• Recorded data

··········

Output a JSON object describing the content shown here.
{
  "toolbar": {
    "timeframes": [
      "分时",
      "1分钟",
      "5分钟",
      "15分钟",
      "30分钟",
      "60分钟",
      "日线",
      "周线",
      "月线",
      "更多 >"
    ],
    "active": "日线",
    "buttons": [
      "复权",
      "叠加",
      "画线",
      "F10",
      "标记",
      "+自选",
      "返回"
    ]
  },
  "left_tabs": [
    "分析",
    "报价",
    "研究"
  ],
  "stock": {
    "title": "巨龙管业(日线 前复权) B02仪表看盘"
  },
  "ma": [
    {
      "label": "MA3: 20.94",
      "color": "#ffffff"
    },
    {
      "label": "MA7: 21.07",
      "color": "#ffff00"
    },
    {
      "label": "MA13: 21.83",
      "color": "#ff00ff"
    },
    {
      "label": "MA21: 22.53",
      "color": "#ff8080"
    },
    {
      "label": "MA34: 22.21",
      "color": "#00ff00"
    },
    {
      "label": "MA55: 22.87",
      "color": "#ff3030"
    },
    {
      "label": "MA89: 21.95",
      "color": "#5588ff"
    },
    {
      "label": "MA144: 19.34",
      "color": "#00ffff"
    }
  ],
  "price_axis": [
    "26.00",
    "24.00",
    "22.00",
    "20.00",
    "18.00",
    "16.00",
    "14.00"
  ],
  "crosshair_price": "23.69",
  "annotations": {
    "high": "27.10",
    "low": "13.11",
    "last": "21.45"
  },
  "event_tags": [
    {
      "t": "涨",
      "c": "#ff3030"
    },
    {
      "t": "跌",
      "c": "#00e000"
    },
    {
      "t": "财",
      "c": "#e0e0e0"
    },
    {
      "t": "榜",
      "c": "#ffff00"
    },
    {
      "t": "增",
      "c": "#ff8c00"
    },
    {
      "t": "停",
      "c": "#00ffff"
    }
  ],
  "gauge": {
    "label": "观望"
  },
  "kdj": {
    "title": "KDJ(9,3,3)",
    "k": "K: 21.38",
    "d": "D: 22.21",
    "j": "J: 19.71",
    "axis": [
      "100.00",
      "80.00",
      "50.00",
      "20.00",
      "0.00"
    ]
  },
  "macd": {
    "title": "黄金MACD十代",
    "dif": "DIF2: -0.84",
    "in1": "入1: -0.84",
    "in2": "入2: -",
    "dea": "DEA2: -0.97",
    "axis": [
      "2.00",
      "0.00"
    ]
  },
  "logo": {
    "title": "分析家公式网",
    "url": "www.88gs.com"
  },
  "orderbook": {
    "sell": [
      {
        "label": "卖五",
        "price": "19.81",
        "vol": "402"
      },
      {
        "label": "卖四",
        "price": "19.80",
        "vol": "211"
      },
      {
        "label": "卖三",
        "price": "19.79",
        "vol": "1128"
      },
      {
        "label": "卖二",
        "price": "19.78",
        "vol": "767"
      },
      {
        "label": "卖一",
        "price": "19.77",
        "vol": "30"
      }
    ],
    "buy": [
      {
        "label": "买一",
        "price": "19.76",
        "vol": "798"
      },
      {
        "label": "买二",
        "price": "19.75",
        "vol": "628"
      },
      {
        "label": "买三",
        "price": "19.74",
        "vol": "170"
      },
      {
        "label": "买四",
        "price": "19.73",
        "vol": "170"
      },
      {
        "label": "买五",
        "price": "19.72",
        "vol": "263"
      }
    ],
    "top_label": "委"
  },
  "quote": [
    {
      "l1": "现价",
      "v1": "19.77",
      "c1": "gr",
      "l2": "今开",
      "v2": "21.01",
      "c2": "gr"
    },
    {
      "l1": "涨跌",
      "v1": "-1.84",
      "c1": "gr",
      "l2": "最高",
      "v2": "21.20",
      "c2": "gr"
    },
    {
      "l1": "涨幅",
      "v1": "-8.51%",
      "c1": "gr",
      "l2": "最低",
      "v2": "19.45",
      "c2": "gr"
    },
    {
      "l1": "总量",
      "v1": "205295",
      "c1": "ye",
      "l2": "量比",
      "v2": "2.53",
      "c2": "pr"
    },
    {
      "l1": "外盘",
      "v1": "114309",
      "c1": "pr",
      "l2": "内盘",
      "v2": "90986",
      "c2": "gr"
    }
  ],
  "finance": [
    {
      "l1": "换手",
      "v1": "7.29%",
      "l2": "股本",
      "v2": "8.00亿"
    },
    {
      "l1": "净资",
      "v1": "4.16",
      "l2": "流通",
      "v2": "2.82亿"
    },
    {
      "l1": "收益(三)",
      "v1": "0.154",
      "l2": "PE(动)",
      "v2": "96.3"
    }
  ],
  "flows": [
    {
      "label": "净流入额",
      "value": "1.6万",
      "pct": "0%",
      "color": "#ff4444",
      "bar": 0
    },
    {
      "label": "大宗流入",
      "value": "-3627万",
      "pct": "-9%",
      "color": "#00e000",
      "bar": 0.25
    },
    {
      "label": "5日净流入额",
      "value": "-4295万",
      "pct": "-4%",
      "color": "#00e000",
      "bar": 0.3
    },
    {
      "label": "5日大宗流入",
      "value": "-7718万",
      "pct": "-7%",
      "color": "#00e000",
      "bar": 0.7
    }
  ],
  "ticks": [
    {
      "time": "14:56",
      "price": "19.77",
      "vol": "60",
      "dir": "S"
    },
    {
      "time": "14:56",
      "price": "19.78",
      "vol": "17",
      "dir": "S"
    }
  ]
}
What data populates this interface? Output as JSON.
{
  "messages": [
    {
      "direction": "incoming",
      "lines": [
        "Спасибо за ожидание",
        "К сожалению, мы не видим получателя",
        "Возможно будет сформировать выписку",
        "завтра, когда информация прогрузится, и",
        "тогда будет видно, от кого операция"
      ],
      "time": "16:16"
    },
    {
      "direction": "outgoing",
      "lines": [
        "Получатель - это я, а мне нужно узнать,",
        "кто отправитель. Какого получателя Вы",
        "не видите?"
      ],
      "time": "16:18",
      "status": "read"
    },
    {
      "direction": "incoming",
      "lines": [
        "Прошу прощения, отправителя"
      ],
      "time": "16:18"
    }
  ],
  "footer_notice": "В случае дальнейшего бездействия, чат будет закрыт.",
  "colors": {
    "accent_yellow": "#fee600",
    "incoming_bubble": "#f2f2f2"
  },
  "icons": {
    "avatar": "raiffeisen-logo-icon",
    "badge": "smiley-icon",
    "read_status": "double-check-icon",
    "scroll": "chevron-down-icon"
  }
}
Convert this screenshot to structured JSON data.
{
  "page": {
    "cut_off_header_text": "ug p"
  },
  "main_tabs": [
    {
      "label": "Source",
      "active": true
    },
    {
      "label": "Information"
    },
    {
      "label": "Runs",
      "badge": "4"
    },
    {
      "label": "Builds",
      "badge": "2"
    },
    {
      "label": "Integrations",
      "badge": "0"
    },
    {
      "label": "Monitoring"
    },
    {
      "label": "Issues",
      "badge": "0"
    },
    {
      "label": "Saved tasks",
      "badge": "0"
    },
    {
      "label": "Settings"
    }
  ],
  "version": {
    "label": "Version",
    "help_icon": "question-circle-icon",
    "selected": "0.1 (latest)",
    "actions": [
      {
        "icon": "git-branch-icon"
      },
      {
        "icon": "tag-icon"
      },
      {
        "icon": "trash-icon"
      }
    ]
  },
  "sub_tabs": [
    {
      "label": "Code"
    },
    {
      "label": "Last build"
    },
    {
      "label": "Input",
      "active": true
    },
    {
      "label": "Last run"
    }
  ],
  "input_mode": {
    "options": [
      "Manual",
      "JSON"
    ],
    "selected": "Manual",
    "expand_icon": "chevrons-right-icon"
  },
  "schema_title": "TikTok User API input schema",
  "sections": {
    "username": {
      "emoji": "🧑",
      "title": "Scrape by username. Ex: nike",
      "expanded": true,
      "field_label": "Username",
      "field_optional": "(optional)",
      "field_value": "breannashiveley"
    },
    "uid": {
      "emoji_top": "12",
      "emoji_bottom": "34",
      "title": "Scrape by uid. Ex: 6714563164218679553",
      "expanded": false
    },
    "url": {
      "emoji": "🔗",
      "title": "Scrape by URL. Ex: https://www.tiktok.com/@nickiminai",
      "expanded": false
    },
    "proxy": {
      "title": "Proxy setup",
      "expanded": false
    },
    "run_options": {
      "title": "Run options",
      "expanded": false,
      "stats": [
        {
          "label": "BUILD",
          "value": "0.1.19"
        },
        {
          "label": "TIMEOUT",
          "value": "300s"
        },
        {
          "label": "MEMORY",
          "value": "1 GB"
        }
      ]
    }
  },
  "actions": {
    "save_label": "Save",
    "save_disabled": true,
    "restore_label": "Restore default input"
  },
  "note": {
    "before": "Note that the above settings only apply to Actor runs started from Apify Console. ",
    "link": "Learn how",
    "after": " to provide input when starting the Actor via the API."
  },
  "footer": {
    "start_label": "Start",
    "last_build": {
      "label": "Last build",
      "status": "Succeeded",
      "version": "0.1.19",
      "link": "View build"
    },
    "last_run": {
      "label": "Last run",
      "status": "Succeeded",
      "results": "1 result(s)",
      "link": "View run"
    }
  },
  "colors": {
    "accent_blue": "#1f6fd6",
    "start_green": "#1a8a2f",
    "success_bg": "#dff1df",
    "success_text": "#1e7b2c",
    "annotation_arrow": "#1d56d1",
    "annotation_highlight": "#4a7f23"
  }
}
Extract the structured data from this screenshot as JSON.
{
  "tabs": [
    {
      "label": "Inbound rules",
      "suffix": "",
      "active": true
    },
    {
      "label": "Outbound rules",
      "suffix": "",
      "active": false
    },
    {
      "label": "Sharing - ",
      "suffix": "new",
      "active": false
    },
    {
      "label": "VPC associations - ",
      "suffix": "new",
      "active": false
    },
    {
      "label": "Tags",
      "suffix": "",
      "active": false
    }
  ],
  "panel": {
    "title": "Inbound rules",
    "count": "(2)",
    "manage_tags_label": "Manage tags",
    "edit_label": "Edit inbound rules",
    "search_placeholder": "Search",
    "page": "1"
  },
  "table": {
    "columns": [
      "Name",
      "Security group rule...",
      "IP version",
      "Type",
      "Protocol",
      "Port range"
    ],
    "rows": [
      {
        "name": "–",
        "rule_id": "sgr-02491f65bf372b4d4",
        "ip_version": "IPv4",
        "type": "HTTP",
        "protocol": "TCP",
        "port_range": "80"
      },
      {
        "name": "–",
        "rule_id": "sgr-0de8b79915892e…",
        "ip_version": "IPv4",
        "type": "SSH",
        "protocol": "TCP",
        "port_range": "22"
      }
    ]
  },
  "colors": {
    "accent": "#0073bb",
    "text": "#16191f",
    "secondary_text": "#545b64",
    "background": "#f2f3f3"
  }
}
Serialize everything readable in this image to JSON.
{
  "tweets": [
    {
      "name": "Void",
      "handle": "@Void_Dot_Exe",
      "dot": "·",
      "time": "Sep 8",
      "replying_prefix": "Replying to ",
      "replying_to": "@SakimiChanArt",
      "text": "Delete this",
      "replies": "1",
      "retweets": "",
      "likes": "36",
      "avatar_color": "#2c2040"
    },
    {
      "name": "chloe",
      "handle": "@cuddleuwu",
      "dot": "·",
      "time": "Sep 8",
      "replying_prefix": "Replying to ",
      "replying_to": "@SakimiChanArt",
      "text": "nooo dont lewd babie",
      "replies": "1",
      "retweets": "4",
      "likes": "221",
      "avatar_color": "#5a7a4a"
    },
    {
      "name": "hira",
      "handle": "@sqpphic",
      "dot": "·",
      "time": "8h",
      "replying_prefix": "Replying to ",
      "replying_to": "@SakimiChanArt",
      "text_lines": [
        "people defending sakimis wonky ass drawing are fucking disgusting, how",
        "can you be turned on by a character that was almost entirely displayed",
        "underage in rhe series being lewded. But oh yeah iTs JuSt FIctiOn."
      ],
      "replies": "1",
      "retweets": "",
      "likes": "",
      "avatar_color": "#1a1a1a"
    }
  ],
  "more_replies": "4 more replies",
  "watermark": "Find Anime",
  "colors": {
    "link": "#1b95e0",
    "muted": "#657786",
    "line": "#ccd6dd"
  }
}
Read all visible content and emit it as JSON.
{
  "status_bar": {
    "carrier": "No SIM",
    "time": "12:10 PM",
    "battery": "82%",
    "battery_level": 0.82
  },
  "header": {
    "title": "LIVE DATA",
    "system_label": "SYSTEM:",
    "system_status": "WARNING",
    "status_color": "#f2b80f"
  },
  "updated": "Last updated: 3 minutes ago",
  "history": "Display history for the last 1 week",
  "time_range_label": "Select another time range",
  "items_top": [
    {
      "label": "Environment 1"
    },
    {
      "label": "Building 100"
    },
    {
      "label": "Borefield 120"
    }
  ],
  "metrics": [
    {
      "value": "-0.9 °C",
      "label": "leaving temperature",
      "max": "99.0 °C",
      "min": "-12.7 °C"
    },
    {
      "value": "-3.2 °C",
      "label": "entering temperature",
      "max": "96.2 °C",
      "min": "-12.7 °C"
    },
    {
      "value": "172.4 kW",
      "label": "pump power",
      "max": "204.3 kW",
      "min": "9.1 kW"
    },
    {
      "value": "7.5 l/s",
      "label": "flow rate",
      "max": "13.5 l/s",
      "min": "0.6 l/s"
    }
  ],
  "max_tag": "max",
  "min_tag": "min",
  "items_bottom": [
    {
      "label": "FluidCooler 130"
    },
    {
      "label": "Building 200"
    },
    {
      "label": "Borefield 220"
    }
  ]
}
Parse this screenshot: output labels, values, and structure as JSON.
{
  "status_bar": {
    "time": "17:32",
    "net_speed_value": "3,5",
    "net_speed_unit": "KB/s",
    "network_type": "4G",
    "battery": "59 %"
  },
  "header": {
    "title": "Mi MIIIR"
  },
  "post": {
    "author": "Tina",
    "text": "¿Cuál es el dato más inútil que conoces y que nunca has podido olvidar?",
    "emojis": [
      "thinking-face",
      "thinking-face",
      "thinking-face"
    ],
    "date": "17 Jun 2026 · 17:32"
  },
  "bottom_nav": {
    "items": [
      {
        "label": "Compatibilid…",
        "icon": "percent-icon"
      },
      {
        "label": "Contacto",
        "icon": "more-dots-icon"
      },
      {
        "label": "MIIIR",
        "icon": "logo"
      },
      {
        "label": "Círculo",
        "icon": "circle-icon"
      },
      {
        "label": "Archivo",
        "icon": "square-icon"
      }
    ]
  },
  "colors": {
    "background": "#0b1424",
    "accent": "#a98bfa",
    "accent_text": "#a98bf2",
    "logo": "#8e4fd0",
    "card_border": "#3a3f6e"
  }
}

··········

• Exercise directions
Starting at the line that contains "Parse this screenshot: output", quote each remaining line of the entries above, unchanged.

• Finished task
Parse this screenshot: output labels, values, and structure as JSON.
{
  "status_bar": {
    "time": "17:32",
    "net_speed_value": "3,5",
    "net_speed_unit": "KB/s",
    "network_type": "4G",
    "battery": "59 %"
  },
  "header": {
    "title": "Mi MIIIR"
  },
  "post": {
    "author": "Tina",
    "text": "¿Cuál es el dato más inútil que conoces y que nunca has podido olvidar?",
    "emojis": [
      "thinking-face",
      "thinking-face",
      "thinking-face"
    ],
    "date": "17 Jun 2026 · 17:32"
  },
  "bottom_nav": {
    "items": [
      {
        "label": "Compatibilid…",
        "icon": "percent-icon"
      },
      {
        "label": "Contacto",
        "icon": "more-dots-icon"
      },
      {
        "label": "MIIIR",
        "icon": "logo"
      },
      {
        "label": "Círculo",
        "icon": "circle-icon"
      },
      {
        "label": "Archivo",
        "icon": "square-icon"
      }
    ]
  },
  "colors": {
    "background": "#0b1424",
    "accent": "#a98bfa",
    "accent_text": "#a98bf2",
    "logo": "#8e4fd0",
    "card_border": "#3a3f6e"
  }
}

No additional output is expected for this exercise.